DATA PROVIDED:
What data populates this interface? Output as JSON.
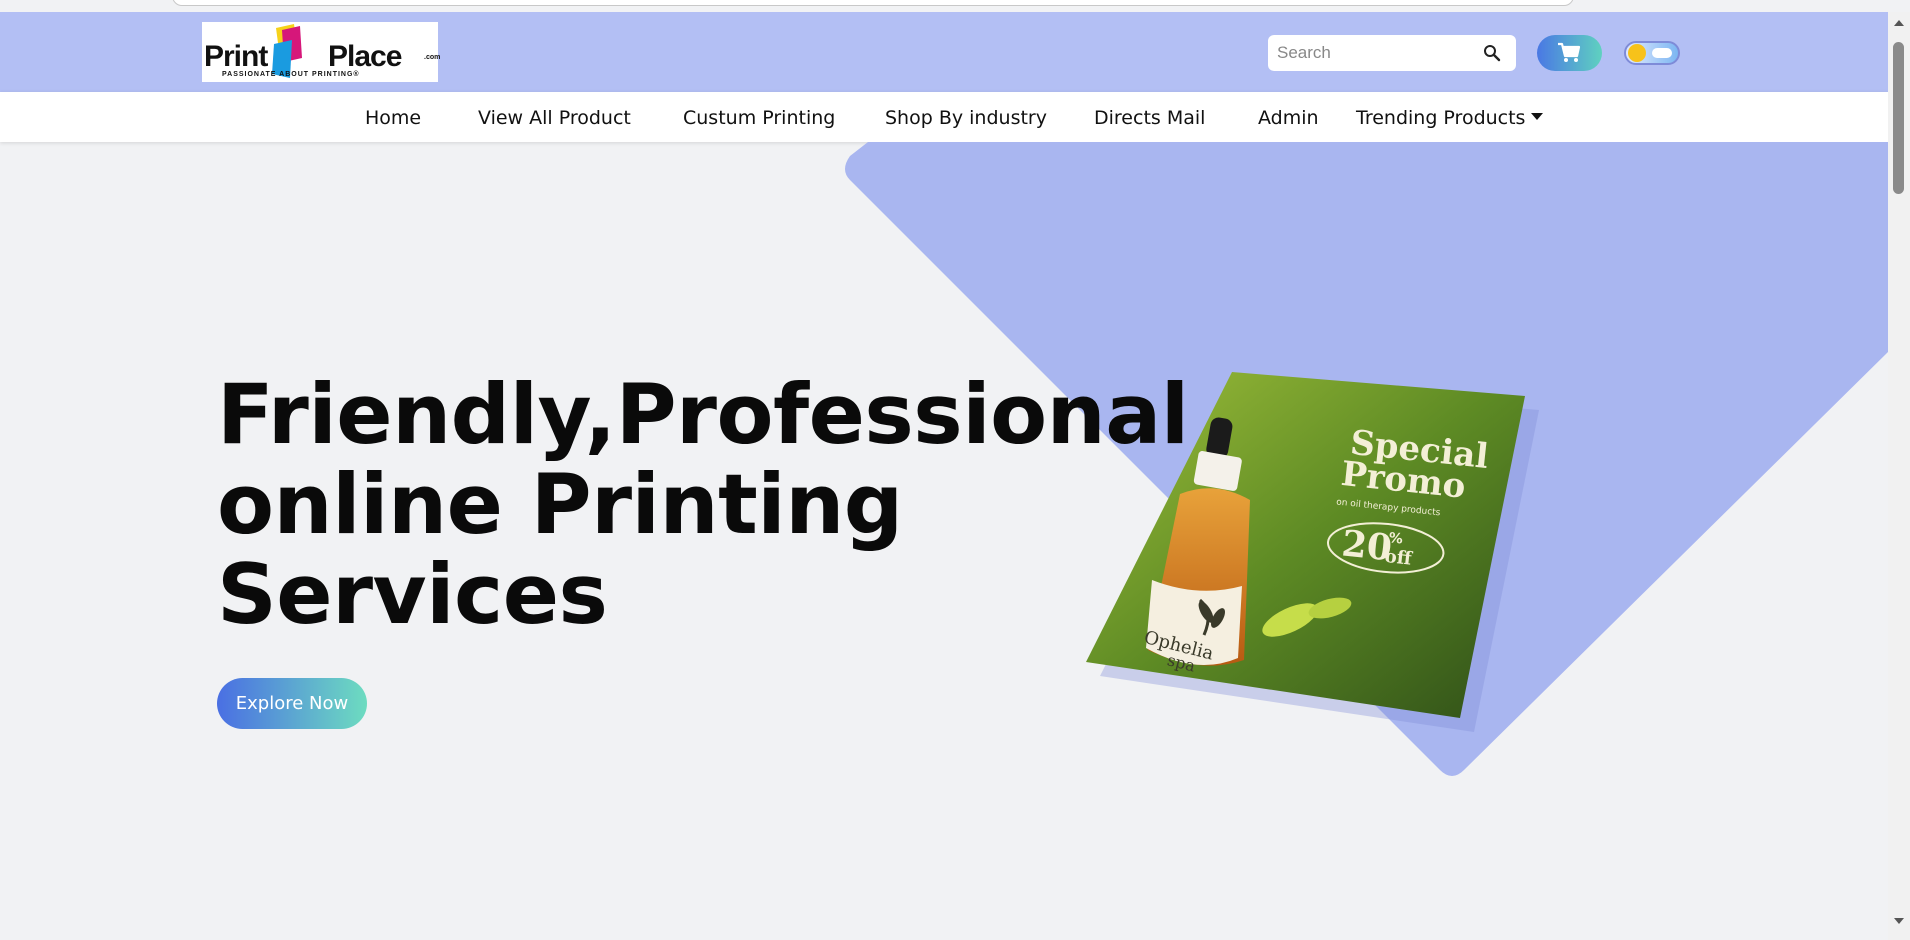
{
  "brand": {
    "logo_text_1": "Print",
    "logo_text_2": "Place",
    "logo_suffix": ".com",
    "logo_tagline": "PASSIONATE ABOUT PRINTING®"
  },
  "search": {
    "placeholder": "Search",
    "icon": "search-icon"
  },
  "cart": {
    "icon": "cart-icon"
  },
  "theme_toggle": {
    "icon": "sun-cloud-toggle",
    "state": "light"
  },
  "nav": {
    "items": [
      {
        "label": "Home"
      },
      {
        "label": "View All Product"
      },
      {
        "label": "Custum Printing"
      },
      {
        "label": "Shop By industry"
      },
      {
        "label": "Directs Mail"
      },
      {
        "label": "Admin"
      },
      {
        "label": "Trending Products",
        "dropdown": true
      }
    ]
  },
  "hero": {
    "title_line_1": "Friendly,Professional",
    "title_line_2": "online Printing",
    "title_line_3": "Services",
    "cta_label": "Explore Now"
  },
  "promo": {
    "headline_1": "Special",
    "headline_2": "Promo",
    "subline": "on oil therapy products",
    "discount_number": "20",
    "discount_percent": "%",
    "discount_off": "off",
    "brand_1": "Ophelia",
    "brand_2": "spa"
  },
  "colors": {
    "header_bg": "#b3bff4",
    "hero_shape": "#a9b6f0",
    "accent_gradient_start": "#4a6fe3",
    "accent_gradient_end": "#6ddcc0",
    "page_bg": "#f1f2f4"
  }
}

GIVEN EXERCISE: Copy out each line of the records where the string "icon" appears.

RESPONSE TO THIS TASK:
    "icon": "search-icon"
    "icon": "cart-icon"
    "icon": "sun-cloud-toggle",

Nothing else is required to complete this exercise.